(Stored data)
+ + + +
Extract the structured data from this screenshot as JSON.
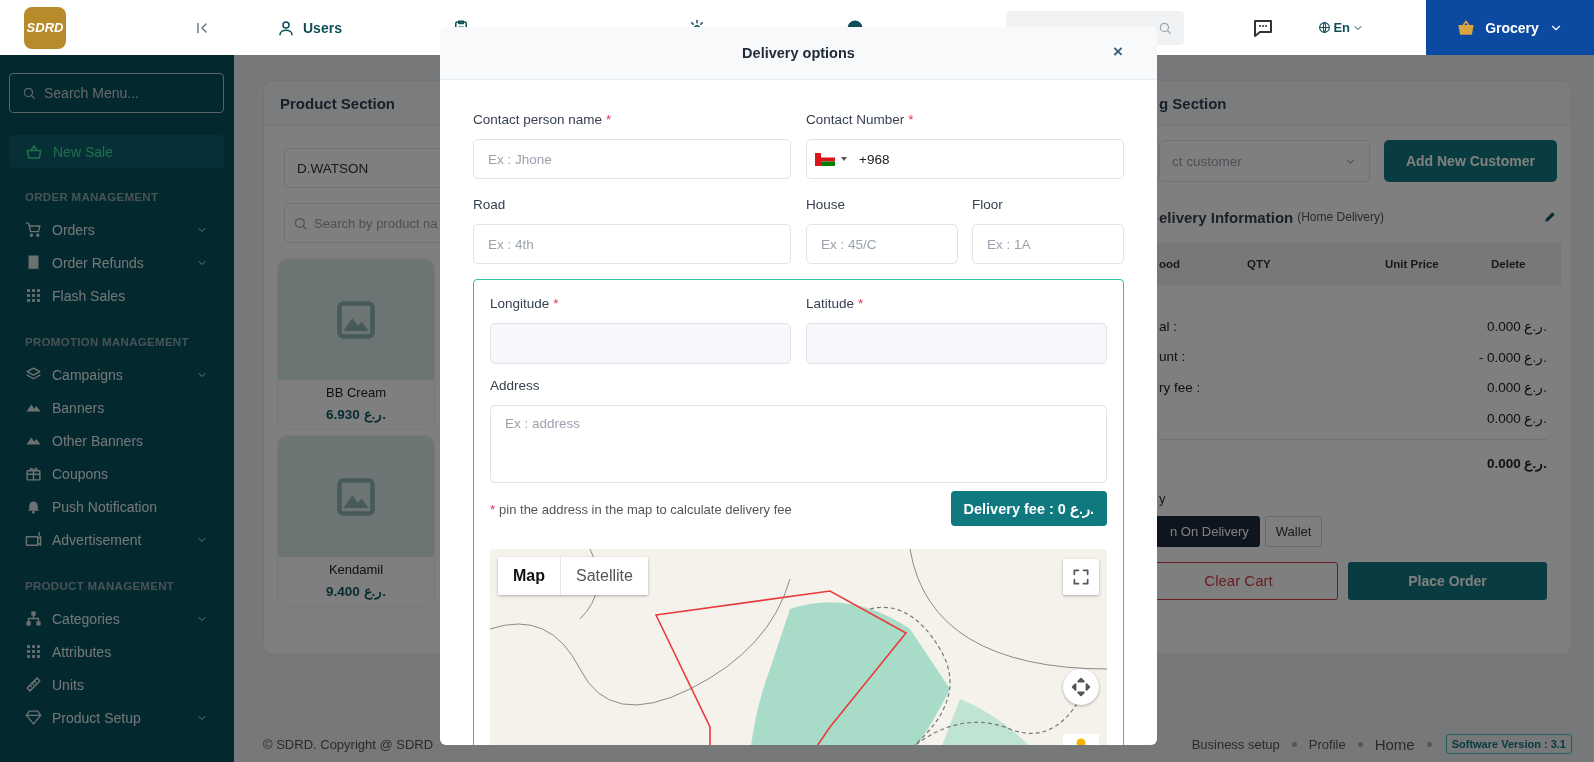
{
  "topbar": {
    "logo": "SDRD",
    "nav": [
      {
        "label": "Users"
      }
    ],
    "language": "En",
    "store": "Grocery"
  },
  "sidebar": {
    "search_placeholder": "Search Menu...",
    "new_sale": {
      "label": "New Sale",
      "selected": true
    },
    "sections": [
      {
        "title": "ORDER MANAGEMENT",
        "items": [
          {
            "label": "Orders",
            "expandable": true
          },
          {
            "label": "Order Refunds",
            "expandable": true
          },
          {
            "label": "Flash Sales",
            "expandable": false
          }
        ]
      },
      {
        "title": "PROMOTION MANAGEMENT",
        "items": [
          {
            "label": "Campaigns",
            "expandable": true
          },
          {
            "label": "Banners",
            "expandable": false
          },
          {
            "label": "Other Banners",
            "expandable": false
          },
          {
            "label": "Coupons",
            "expandable": false
          },
          {
            "label": "Push Notification",
            "expandable": false
          },
          {
            "label": "Advertisement",
            "expandable": true
          }
        ]
      },
      {
        "title": "PRODUCT MANAGEMENT",
        "items": [
          {
            "label": "Categories",
            "expandable": true
          },
          {
            "label": "Attributes",
            "expandable": false
          },
          {
            "label": "Units",
            "expandable": false
          },
          {
            "label": "Product Setup",
            "expandable": true
          }
        ]
      }
    ]
  },
  "product_section": {
    "title": "Product Section",
    "store": "D.WATSON",
    "search_placeholder": "Search by product na",
    "products": [
      {
        "name": "BB Cream",
        "price": "6.930 ر.ع."
      },
      {
        "name": "Kendamil",
        "price": "9.400 ر.ع."
      }
    ]
  },
  "billing_section": {
    "title": "g Section",
    "customer_placeholder": "ct customer",
    "add_customer": "Add New Customer",
    "delivery_title": "elivery Information",
    "delivery_type": "(Home Delivery)",
    "columns": [
      "ood",
      "QTY",
      "Unit Price",
      "Delete"
    ],
    "summary": [
      {
        "label": "al :",
        "value": "0.000 ر.ع."
      },
      {
        "label": "unt :",
        "value": "- 0.000 ر.ع."
      },
      {
        "label": "ry fee :",
        "value": "0.000 ر.ع."
      },
      {
        "value": "0.000 ر.ع."
      }
    ],
    "total": "0.000 ر.ع.",
    "payment_label": "y",
    "payment_methods": [
      {
        "label": "n On Delivery",
        "selected": true
      },
      {
        "label": "Wallet",
        "selected": false
      }
    ],
    "clear_cart": "Clear Cart",
    "place_order": "Place Order"
  },
  "footer": {
    "copyright": "© SDRD. Copyright @ SDRD",
    "links": [
      "Business setup",
      "Profile",
      "Home"
    ],
    "version": "Software Version : 3.1"
  },
  "modal": {
    "title": "Delivery options",
    "close": "×",
    "contact_name": {
      "label": "Contact person name",
      "required_mark": "*",
      "placeholder": "Ex : Jhone"
    },
    "contact_number": {
      "label": "Contact Number",
      "required_mark": "*",
      "value": "+968"
    },
    "road": {
      "label": "Road",
      "placeholder": "Ex : 4th"
    },
    "house": {
      "label": "House",
      "placeholder": "Ex : 45/C"
    },
    "floor": {
      "label": "Floor",
      "placeholder": "Ex : 1A"
    },
    "longitude": {
      "label": "Longitude",
      "required_mark": "*"
    },
    "latitude": {
      "label": "Latitude",
      "required_mark": "*"
    },
    "address": {
      "label": "Address",
      "placeholder": "Ex : address"
    },
    "note_mark": "*",
    "note": "pin the address in the map to calculate delivery fee",
    "delivery_fee": "Delivery fee : 0 ر.ع.",
    "map_types": [
      {
        "label": "Map",
        "selected": true
      },
      {
        "label": "Satellite",
        "selected": false
      }
    ]
  }
}
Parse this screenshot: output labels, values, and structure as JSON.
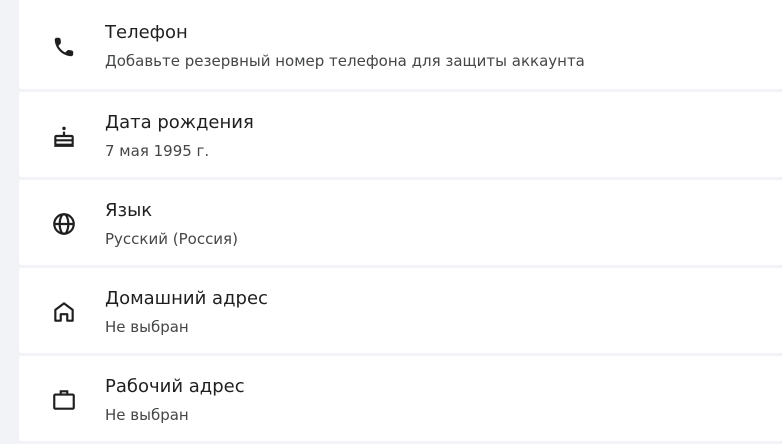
{
  "items": [
    {
      "icon": "phone-icon",
      "title": "Телефон",
      "subtitle": "Добавьте резервный номер телефона для защиты аккаунта"
    },
    {
      "icon": "cake-icon",
      "title": "Дата рождения",
      "subtitle": "7 мая 1995 г."
    },
    {
      "icon": "globe-icon",
      "title": "Язык",
      "subtitle": "Русский (Россия)"
    },
    {
      "icon": "home-icon",
      "title": "Домашний адрес",
      "subtitle": "Не выбран"
    },
    {
      "icon": "briefcase-icon",
      "title": "Рабочий адрес",
      "subtitle": "Не выбран"
    }
  ],
  "colors": {
    "background": "#f1f3f6",
    "card": "#ffffff",
    "title": "#1f1f1f",
    "subtitle": "#444746",
    "icon": "#1f1f1f"
  }
}
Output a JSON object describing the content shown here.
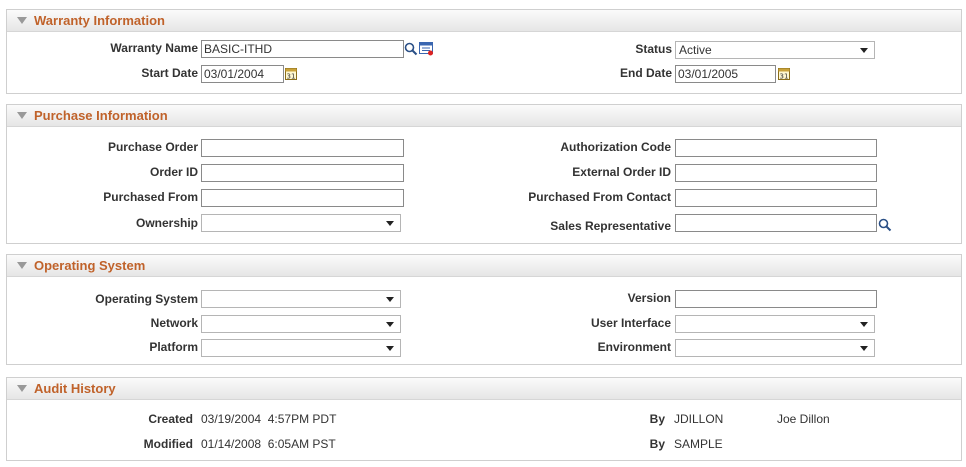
+ + + +
Please set down each line of the data above exactly as written, without the pictures.

Extract the structured data from this screenshot as JSON.
{
  "topbar": {
    "logo": "SDRD",
    "nav": [
      {
        "label": "Users"
      }
    ],
    "language": "En",
    "store": "Grocery"
  },
  "sidebar": {
    "search_placeholder": "Search Menu...",
    "new_sale": {
      "label": "New Sale",
      "selected": true
    },
    "sections": [
      {
        "title": "ORDER MANAGEMENT",
        "items": [
          {
            "label": "Orders",
            "expandable": true
          },
          {
            "label": "Order Refunds",
            "expandable": true
          },
          {
            "label": "Flash Sales",
            "expandable": false
          }
        ]
      },
      {
        "title": "PROMOTION MANAGEMENT",
        "items": [
          {
            "label": "Campaigns",
            "expandable": true
          },
          {
            "label": "Banners",
            "expandable": false
          },
          {
            "label": "Other Banners",
            "expandable": false
          },
          {
            "label": "Coupons",
            "expandable": false
          },
          {
            "label": "Push Notification",
            "expandable": false
          },
          {
            "label": "Advertisement",
            "expandable": true
          }
        ]
      },
      {
        "title": "PRODUCT MANAGEMENT",
        "items": [
          {
            "label": "Categories",
            "expandable": true
          },
          {
            "label": "Attributes",
            "expandable": false
          },
          {
            "label": "Units",
            "expandable": false
          },
          {
            "label": "Product Setup",
            "expandable": true
          }
        ]
      }
    ]
  },
  "product_section": {
    "title": "Product Section",
    "store": "D.WATSON",
    "search_placeholder": "Search by product na",
    "products": [
      {
        "name": "BB Cream",
        "price": "6.930 ر.ع."
      },
      {
        "name": "Kendamil",
        "price": "9.400 ر.ع."
      }
    ]
  },
  "billing_section": {
    "title": "g Section",
    "customer_placeholder": "ct customer",
    "add_customer": "Add New Customer",
    "delivery_title": "elivery Information",
    "delivery_type": "(Home Delivery)",
    "columns": [
      "ood",
      "QTY",
      "Unit Price",
      "Delete"
    ],
    "summary": [
      {
        "label": "al :",
        "value": "0.000 ر.ع."
      },
      {
        "label": "unt :",
        "value": "- 0.000 ر.ع."
      },
      {
        "label": "ry fee :",
        "value": "0.000 ر.ع."
      },
      {
        "value": "0.000 ر.ع."
      }
    ],
    "total": "0.000 ر.ع.",
    "payment_label": "y",
    "payment_methods": [
      {
        "label": "n On Delivery",
        "selected": true
      },
      {
        "label": "Wallet",
        "selected": false
      }
    ],
    "clear_cart": "Clear Cart",
    "place_order": "Place Order"
  },
  "footer": {
    "copyright": "© SDRD. Copyright @ SDRD",
    "links": [
      "Business setup",
      "Profile",
      "Home"
    ],
    "version": "Software Version : 3.1"
  },
  "modal": {
    "title": "Delivery options",
    "close": "×",
    "contact_name": {
      "label": "Contact person name",
      "required_mark": "*",
      "placeholder": "Ex : Jhone"
    },
    "contact_number": {
      "label": "Contact Number",
      "required_mark": "*",
      "value": "+968"
    },
    "road": {
      "label": "Road",
      "placeholder": "Ex : 4th"
    },
    "house": {
      "label": "House",
      "placeholder": "Ex : 45/C"
    },
    "floor": {
      "label": "Floor",
      "placeholder": "Ex : 1A"
    },
    "longitude": {
      "label": "Longitude",
      "required_mark": "*"
    },
    "latitude": {
      "label": "Latitude",
      "required_mark": "*"
    },
    "address": {
      "label": "Address",
      "placeholder": "Ex : address"
    },
    "note_mark": "*",
    "note": "pin the address in the map to calculate delivery fee",
    "delivery_fee": "Delivery fee : 0 ر.ع.",
    "map_types": [
      {
        "label": "Map",
        "selected": true
      },
      {
        "label": "Satellite",
        "selected": false
      }
    ]
  }
}
Parse this screenshot: output labels, values, and structure as JSON.
{
  "items": [
    {
      "icon": "phone-icon",
      "title": "Телефон",
      "subtitle": "Добавьте резервный номер телефона для защиты аккаунта"
    },
    {
      "icon": "cake-icon",
      "title": "Дата рождения",
      "subtitle": "7 мая 1995 г."
    },
    {
      "icon": "globe-icon",
      "title": "Язык",
      "subtitle": "Русский (Россия)"
    },
    {
      "icon": "home-icon",
      "title": "Домашний адрес",
      "subtitle": "Не выбран"
    },
    {
      "icon": "briefcase-icon",
      "title": "Рабочий адрес",
      "subtitle": "Не выбран"
    }
  ],
  "colors": {
    "background": "#f1f3f6",
    "card": "#ffffff",
    "title": "#1f1f1f",
    "subtitle": "#444746",
    "icon": "#1f1f1f"
  }
}
Output a JSON object describing the content shown here.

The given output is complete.